=== Information supplied ===
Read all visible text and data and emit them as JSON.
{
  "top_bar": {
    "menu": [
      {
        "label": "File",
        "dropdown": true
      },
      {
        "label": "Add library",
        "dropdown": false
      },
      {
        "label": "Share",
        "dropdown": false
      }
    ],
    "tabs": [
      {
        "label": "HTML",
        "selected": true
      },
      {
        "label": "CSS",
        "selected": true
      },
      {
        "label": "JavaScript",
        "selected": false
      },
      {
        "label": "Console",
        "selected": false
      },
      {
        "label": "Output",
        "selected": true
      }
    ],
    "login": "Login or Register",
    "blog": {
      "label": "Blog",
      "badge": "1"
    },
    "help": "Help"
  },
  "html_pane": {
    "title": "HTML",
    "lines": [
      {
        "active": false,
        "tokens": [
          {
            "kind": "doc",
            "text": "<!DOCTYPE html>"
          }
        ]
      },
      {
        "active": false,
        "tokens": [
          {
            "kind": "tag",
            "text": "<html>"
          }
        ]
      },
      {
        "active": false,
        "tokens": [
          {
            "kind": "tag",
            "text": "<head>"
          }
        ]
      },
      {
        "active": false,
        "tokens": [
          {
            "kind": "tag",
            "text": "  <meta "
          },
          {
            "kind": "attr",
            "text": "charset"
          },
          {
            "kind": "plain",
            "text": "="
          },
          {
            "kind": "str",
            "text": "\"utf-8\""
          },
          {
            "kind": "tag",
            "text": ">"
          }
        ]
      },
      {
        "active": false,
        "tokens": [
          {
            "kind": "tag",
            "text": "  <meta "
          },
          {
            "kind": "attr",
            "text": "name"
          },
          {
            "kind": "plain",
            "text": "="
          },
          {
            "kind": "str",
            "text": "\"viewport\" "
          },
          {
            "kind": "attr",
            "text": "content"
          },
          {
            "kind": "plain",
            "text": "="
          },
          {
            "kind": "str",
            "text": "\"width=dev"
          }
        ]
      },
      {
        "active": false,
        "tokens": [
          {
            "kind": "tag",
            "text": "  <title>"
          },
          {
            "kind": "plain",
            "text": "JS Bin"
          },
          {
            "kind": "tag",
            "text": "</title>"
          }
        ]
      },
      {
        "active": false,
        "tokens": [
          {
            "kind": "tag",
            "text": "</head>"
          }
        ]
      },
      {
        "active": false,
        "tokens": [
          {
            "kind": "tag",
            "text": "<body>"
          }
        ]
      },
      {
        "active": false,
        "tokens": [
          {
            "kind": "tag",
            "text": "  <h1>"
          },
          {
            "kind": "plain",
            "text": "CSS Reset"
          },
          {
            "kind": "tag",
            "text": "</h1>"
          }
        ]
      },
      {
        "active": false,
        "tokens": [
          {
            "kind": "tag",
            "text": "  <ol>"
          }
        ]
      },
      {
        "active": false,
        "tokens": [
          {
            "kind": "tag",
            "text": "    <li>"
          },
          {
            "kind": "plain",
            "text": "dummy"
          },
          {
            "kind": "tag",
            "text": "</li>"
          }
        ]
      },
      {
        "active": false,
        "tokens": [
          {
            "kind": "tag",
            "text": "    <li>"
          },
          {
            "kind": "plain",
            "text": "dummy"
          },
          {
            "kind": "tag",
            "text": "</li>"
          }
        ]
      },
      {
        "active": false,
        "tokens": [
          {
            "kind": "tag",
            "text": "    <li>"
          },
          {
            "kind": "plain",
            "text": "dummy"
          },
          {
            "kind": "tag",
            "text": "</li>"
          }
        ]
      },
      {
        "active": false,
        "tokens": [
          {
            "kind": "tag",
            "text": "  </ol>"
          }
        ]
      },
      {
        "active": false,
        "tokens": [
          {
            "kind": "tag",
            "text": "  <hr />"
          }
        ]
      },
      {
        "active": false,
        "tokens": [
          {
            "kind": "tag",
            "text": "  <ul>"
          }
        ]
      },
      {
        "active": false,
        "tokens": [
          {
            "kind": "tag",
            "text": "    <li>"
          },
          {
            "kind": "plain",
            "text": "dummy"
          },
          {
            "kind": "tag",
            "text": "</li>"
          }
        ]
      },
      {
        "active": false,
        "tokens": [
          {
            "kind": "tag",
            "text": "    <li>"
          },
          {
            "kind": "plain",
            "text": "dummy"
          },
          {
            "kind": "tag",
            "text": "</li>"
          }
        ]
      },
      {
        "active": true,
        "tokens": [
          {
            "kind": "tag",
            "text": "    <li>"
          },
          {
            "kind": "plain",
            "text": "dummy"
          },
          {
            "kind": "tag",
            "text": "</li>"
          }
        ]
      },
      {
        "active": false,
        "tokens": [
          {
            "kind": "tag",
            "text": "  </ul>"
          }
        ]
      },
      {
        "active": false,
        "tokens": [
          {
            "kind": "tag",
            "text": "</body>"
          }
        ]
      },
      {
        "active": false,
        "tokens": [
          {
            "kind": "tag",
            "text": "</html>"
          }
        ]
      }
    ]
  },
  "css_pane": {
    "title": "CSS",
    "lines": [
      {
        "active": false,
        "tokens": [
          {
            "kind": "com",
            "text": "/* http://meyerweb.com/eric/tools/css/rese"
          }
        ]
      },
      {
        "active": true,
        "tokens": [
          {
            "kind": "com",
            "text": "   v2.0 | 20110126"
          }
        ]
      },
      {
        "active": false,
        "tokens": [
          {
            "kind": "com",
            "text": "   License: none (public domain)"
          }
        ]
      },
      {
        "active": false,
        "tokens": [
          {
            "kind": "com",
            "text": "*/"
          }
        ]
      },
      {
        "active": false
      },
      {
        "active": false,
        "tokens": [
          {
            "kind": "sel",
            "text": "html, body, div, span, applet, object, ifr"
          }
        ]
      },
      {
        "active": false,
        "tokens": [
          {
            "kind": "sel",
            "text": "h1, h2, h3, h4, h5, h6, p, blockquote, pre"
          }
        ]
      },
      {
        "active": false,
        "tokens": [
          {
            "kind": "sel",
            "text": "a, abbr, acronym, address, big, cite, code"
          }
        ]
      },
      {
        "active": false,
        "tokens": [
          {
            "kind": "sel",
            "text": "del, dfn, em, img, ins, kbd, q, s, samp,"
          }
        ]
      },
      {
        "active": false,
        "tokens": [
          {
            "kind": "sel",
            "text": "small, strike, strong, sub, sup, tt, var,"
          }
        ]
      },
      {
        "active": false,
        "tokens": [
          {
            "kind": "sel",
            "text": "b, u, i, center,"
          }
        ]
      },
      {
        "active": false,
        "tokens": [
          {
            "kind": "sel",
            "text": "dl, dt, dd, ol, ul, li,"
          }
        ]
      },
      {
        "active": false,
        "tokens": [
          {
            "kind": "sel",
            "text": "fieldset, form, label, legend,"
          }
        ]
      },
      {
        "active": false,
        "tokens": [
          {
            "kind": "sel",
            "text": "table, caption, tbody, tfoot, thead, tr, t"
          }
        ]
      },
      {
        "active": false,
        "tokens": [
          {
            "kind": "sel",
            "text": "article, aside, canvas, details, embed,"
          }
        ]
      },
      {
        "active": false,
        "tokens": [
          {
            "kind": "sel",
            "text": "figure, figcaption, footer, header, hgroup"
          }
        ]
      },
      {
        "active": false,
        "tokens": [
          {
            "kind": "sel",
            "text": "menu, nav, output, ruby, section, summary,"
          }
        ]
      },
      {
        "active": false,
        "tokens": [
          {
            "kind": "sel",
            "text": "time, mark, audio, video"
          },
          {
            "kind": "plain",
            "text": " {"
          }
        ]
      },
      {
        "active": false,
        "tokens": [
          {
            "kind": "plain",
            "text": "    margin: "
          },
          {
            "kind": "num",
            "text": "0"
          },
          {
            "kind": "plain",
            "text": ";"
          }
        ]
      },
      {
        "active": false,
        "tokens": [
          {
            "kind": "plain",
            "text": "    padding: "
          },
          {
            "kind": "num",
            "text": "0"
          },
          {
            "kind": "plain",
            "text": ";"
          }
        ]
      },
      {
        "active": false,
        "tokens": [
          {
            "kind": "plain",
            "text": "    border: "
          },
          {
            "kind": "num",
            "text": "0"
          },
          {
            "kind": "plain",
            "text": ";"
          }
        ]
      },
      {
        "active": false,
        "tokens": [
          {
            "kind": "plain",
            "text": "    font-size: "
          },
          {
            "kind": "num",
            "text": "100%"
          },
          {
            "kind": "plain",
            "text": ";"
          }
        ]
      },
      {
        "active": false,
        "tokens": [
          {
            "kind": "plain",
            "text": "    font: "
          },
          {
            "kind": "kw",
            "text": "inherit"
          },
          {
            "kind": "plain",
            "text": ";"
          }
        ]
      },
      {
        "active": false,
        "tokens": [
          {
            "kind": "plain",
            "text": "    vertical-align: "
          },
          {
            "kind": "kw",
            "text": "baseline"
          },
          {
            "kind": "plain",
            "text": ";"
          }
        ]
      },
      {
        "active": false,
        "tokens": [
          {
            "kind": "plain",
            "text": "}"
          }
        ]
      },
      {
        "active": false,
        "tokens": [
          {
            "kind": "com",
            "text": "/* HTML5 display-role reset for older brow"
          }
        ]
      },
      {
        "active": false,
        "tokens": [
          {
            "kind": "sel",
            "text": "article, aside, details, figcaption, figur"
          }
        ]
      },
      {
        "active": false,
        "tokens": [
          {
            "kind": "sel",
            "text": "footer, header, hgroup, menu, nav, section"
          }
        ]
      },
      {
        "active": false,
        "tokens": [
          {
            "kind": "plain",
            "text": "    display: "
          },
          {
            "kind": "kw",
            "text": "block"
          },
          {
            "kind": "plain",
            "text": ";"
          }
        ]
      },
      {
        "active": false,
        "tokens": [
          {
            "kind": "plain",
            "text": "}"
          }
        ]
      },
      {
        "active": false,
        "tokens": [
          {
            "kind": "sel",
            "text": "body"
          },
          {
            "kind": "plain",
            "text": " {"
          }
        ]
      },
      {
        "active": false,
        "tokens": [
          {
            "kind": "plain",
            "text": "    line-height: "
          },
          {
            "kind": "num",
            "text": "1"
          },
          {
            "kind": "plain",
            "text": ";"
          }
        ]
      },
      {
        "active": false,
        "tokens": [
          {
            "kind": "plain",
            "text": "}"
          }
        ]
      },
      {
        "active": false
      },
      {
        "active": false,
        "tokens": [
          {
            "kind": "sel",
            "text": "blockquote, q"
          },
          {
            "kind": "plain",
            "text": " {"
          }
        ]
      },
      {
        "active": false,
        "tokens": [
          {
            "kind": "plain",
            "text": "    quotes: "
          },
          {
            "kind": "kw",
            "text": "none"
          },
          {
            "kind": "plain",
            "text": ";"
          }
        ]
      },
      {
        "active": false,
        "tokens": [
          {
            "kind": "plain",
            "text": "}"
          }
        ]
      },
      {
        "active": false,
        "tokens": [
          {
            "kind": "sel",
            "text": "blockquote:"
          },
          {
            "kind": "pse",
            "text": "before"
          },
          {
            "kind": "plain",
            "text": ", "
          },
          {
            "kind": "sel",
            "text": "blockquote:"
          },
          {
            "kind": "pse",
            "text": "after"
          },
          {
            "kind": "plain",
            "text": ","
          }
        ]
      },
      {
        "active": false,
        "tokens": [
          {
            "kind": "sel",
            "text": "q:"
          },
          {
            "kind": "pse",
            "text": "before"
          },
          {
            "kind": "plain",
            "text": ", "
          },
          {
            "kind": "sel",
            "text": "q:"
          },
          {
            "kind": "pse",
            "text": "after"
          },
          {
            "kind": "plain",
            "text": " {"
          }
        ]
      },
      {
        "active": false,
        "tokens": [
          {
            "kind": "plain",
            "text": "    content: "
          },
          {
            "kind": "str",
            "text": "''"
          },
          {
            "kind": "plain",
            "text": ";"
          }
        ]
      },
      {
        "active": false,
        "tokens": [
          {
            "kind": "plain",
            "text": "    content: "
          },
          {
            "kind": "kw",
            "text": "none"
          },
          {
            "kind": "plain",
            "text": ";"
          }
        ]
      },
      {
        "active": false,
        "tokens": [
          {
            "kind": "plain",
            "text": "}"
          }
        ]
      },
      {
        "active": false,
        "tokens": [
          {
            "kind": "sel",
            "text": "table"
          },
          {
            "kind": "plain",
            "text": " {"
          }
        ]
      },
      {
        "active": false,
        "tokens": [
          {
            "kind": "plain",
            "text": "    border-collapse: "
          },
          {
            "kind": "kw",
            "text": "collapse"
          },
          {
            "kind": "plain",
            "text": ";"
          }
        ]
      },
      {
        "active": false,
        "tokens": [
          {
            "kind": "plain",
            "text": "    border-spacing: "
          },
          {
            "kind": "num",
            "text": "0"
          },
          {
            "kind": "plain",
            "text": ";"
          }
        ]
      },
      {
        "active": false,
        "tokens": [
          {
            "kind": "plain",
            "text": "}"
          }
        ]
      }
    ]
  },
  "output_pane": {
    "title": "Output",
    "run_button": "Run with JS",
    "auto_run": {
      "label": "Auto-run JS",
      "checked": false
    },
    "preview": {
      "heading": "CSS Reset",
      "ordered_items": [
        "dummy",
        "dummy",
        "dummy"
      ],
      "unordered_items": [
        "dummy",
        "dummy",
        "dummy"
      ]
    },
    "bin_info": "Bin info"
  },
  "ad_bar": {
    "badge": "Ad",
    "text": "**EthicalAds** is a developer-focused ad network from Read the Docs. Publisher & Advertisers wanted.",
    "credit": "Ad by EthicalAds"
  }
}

=== Exercise instructions ===
In the entries above, identify every line with the string "table".

=== Task solution ===
            "text": "table, caption, tbody, tfoot, thead, tr, t"
            "text": "table"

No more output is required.